(Rows from a dataset)

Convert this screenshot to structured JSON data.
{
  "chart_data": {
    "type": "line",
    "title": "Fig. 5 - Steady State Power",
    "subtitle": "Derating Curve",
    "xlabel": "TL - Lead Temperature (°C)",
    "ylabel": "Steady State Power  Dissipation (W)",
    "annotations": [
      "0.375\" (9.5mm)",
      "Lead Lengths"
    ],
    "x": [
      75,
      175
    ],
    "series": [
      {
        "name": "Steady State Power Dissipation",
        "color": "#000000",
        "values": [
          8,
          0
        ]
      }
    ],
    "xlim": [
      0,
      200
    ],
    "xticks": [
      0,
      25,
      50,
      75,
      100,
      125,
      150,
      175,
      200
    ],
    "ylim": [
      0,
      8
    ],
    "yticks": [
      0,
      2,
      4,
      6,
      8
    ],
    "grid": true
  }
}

## TASK
Exact copies of all the records are required.

## FINISHED EXERCISE
Convert this screenshot to structured JSON data.
{
  "chart_data": {
    "type": "line",
    "title": "Fig. 5 - Steady State Power",
    "subtitle": "Derating Curve",
    "xlabel": "TL - Lead Temperature (°C)",
    "ylabel": "Steady State Power  Dissipation (W)",
    "annotations": [
      "0.375\" (9.5mm)",
      "Lead Lengths"
    ],
    "x": [
      75,
      175
    ],
    "series": [
      {
        "name": "Steady State Power Dissipation",
        "color": "#000000",
        "values": [
          8,
          0
        ]
      }
    ],
    "xlim": [
      0,
      200
    ],
    "xticks": [
      0,
      25,
      50,
      75,
      100,
      125,
      150,
      175,
      200
    ],
    "ylim": [
      0,
      8
    ],
    "yticks": [
      0,
      2,
      4,
      6,
      8
    ],
    "grid": true
  }
}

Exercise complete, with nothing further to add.